* Begin PROVIDED RECORDS *

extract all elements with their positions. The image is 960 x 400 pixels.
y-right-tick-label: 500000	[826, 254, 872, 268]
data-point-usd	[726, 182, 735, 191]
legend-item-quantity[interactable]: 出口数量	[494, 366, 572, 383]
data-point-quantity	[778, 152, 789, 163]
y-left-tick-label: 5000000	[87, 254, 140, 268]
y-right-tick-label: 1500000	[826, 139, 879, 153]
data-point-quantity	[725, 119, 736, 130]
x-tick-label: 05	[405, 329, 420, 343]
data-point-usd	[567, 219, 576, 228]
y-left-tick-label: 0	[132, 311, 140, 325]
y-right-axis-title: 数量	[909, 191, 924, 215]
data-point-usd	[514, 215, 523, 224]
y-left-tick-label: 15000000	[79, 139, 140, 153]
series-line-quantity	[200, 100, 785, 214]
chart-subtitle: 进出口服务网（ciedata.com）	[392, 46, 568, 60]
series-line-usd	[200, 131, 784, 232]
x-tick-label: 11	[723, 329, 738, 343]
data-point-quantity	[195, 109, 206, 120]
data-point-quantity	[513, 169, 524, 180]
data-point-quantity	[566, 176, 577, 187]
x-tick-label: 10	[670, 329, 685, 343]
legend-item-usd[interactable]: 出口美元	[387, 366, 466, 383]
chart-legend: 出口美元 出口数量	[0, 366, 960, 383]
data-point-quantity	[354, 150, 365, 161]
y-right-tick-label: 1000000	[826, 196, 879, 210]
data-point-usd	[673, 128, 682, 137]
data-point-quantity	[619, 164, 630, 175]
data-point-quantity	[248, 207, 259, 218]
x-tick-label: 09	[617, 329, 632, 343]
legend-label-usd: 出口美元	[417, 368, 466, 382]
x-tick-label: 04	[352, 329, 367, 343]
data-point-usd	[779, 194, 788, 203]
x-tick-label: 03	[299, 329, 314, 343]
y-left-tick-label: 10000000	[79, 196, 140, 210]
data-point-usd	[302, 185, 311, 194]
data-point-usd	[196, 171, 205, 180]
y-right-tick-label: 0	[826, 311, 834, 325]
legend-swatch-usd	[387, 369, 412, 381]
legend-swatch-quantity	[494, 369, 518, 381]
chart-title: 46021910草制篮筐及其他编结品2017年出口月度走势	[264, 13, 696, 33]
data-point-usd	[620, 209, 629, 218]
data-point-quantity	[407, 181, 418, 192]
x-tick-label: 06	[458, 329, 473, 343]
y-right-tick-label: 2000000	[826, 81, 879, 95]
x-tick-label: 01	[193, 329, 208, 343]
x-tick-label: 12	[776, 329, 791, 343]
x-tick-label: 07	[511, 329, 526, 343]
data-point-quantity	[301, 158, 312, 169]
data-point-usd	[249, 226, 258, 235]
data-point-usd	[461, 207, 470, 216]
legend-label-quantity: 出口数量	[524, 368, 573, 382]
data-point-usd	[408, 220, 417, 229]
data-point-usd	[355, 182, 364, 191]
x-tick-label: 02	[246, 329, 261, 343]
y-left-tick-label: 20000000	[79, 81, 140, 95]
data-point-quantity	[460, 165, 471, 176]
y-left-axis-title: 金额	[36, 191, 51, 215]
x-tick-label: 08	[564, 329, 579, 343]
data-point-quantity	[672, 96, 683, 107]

* End PROVIDED RECORDS *

Please count the lines in the records above that contain the string "legend" and give only that number.

TASK ANSWER | 7